▶ [Task material]
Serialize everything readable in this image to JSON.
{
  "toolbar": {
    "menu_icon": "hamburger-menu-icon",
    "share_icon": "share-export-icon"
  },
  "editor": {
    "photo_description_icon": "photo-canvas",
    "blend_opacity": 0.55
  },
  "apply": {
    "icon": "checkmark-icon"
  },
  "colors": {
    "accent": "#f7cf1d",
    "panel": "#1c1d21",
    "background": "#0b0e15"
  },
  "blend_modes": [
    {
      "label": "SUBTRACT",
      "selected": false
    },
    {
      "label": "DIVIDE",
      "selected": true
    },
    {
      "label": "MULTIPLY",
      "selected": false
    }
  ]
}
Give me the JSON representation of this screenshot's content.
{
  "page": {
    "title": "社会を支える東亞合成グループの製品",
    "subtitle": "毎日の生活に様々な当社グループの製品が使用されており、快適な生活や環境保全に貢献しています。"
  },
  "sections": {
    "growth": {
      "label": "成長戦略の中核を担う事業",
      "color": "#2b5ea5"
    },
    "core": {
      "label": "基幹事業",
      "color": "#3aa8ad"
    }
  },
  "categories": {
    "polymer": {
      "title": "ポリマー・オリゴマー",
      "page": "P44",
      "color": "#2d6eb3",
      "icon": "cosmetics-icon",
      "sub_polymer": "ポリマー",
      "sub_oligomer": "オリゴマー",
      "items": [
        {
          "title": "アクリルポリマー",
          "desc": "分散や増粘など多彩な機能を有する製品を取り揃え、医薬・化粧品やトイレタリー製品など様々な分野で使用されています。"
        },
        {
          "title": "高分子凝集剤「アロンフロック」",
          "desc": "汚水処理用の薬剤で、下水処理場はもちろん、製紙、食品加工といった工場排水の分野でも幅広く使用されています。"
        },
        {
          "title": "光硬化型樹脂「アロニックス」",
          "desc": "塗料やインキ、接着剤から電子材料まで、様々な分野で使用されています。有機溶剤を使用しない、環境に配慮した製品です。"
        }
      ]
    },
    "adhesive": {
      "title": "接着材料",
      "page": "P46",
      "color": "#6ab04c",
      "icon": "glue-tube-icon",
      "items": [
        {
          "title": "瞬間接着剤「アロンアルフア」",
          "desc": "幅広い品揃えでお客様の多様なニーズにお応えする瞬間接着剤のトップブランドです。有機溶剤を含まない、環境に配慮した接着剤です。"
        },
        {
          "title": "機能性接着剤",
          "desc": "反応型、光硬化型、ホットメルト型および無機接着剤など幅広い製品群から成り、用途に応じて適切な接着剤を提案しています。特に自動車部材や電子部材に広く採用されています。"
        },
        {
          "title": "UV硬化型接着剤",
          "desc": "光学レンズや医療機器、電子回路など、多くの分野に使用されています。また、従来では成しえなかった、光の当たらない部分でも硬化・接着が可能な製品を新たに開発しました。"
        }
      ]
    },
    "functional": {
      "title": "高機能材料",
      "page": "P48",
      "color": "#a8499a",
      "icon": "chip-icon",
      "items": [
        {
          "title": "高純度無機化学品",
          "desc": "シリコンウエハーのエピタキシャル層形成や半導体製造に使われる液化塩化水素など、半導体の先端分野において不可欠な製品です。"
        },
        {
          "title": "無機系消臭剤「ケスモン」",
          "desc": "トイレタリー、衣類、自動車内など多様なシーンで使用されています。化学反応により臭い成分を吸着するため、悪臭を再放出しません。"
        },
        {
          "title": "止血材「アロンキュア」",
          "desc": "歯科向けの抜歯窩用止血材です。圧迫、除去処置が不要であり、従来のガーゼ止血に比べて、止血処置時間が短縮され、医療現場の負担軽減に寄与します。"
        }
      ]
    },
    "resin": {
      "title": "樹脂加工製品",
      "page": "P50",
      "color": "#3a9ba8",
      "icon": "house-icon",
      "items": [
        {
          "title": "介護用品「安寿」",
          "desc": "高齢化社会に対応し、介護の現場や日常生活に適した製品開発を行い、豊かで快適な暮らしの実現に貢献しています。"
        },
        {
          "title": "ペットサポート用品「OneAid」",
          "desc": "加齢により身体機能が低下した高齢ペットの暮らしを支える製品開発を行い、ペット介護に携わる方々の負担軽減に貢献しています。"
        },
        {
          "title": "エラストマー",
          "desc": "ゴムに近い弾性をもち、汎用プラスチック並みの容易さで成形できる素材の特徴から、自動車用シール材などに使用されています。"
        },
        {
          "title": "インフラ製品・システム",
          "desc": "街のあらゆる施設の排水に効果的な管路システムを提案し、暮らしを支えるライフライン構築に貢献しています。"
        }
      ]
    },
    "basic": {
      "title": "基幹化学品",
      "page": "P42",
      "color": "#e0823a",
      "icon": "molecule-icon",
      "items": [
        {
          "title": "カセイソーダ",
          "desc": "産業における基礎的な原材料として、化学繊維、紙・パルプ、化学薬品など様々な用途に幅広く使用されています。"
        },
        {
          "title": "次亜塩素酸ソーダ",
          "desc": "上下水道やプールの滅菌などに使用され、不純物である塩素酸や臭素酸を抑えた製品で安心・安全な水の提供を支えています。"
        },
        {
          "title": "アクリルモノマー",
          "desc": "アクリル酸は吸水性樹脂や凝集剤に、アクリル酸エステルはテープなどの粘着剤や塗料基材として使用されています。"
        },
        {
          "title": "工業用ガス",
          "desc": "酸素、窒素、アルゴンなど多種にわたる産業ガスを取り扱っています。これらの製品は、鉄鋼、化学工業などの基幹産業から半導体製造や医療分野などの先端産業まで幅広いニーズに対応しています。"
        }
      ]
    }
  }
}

▶ [Exercise objective] Show the data once more, exactly as it was written.

▶ [Correct result]
Serialize everything readable in this image to JSON.
{
  "toolbar": {
    "menu_icon": "hamburger-menu-icon",
    "share_icon": "share-export-icon"
  },
  "editor": {
    "photo_description_icon": "photo-canvas",
    "blend_opacity": 0.55
  },
  "apply": {
    "icon": "checkmark-icon"
  },
  "colors": {
    "accent": "#f7cf1d",
    "panel": "#1c1d21",
    "background": "#0b0e15"
  },
  "blend_modes": [
    {
      "label": "SUBTRACT",
      "selected": false
    },
    {
      "label": "DIVIDE",
      "selected": true
    },
    {
      "label": "MULTIPLY",
      "selected": false
    }
  ]
}
Give me the JSON representation of this screenshot's content.
{
  "page": {
    "title": "社会を支える東亞合成グループの製品",
    "subtitle": "毎日の生活に様々な当社グループの製品が使用されており、快適な生活や環境保全に貢献しています。"
  },
  "sections": {
    "growth": {
      "label": "成長戦略の中核を担う事業",
      "color": "#2b5ea5"
    },
    "core": {
      "label": "基幹事業",
      "color": "#3aa8ad"
    }
  },
  "categories": {
    "polymer": {
      "title": "ポリマー・オリゴマー",
      "page": "P44",
      "color": "#2d6eb3",
      "icon": "cosmetics-icon",
      "sub_polymer": "ポリマー",
      "sub_oligomer": "オリゴマー",
      "items": [
        {
          "title": "アクリルポリマー",
          "desc": "分散や増粘など多彩な機能を有する製品を取り揃え、医薬・化粧品やトイレタリー製品など様々な分野で使用されています。"
        },
        {
          "title": "高分子凝集剤「アロンフロック」",
          "desc": "汚水処理用の薬剤で、下水処理場はもちろん、製紙、食品加工といった工場排水の分野でも幅広く使用されています。"
        },
        {
          "title": "光硬化型樹脂「アロニックス」",
          "desc": "塗料やインキ、接着剤から電子材料まで、様々な分野で使用されています。有機溶剤を使用しない、環境に配慮した製品です。"
        }
      ]
    },
    "adhesive": {
      "title": "接着材料",
      "page": "P46",
      "color": "#6ab04c",
      "icon": "glue-tube-icon",
      "items": [
        {
          "title": "瞬間接着剤「アロンアルフア」",
          "desc": "幅広い品揃えでお客様の多様なニーズにお応えする瞬間接着剤のトップブランドです。有機溶剤を含まない、環境に配慮した接着剤です。"
        },
        {
          "title": "機能性接着剤",
          "desc": "反応型、光硬化型、ホットメルト型および無機接着剤など幅広い製品群から成り、用途に応じて適切な接着剤を提案しています。特に自動車部材や電子部材に広く採用されています。"
        },
        {
          "title": "UV硬化型接着剤",
          "desc": "光学レンズや医療機器、電子回路など、多くの分野に使用されています。また、従来では成しえなかった、光の当たらない部分でも硬化・接着が可能な製品を新たに開発しました。"
        }
      ]
    },
    "functional": {
      "title": "高機能材料",
      "page": "P48",
      "color": "#a8499a",
      "icon": "chip-icon",
      "items": [
        {
          "title": "高純度無機化学品",
          "desc": "シリコンウエハーのエピタキシャル層形成や半導体製造に使われる液化塩化水素など、半導体の先端分野において不可欠な製品です。"
        },
        {
          "title": "無機系消臭剤「ケスモン」",
          "desc": "トイレタリー、衣類、自動車内など多様なシーンで使用されています。化学反応により臭い成分を吸着するため、悪臭を再放出しません。"
        },
        {
          "title": "止血材「アロンキュア」",
          "desc": "歯科向けの抜歯窩用止血材です。圧迫、除去処置が不要であり、従来のガーゼ止血に比べて、止血処置時間が短縮され、医療現場の負担軽減に寄与します。"
        }
      ]
    },
    "resin": {
      "title": "樹脂加工製品",
      "page": "P50",
      "color": "#3a9ba8",
      "icon": "house-icon",
      "items": [
        {
          "title": "介護用品「安寿」",
          "desc": "高齢化社会に対応し、介護の現場や日常生活に適した製品開発を行い、豊かで快適な暮らしの実現に貢献しています。"
        },
        {
          "title": "ペットサポート用品「OneAid」",
          "desc": "加齢により身体機能が低下した高齢ペットの暮らしを支える製品開発を行い、ペット介護に携わる方々の負担軽減に貢献しています。"
        },
        {
          "title": "エラストマー",
          "desc": "ゴムに近い弾性をもち、汎用プラスチック並みの容易さで成形できる素材の特徴から、自動車用シール材などに使用されています。"
        },
        {
          "title": "インフラ製品・システム",
          "desc": "街のあらゆる施設の排水に効果的な管路システムを提案し、暮らしを支えるライフライン構築に貢献しています。"
        }
      ]
    },
    "basic": {
      "title": "基幹化学品",
      "page": "P42",
      "color": "#e0823a",
      "icon": "molecule-icon",
      "items": [
        {
          "title": "カセイソーダ",
          "desc": "産業における基礎的な原材料として、化学繊維、紙・パルプ、化学薬品など様々な用途に幅広く使用されています。"
        },
        {
          "title": "次亜塩素酸ソーダ",
          "desc": "上下水道やプールの滅菌などに使用され、不純物である塩素酸や臭素酸を抑えた製品で安心・安全な水の提供を支えています。"
        },
        {
          "title": "アクリルモノマー",
          "desc": "アクリル酸は吸水性樹脂や凝集剤に、アクリル酸エステルはテープなどの粘着剤や塗料基材として使用されています。"
        },
        {
          "title": "工業用ガス",
          "desc": "酸素、窒素、アルゴンなど多種にわたる産業ガスを取り扱っています。これらの製品は、鉄鋼、化学工業などの基幹産業から半導体製造や医療分野などの先端産業まで幅広いニーズに対応しています。"
        }
      ]
    }
  }
}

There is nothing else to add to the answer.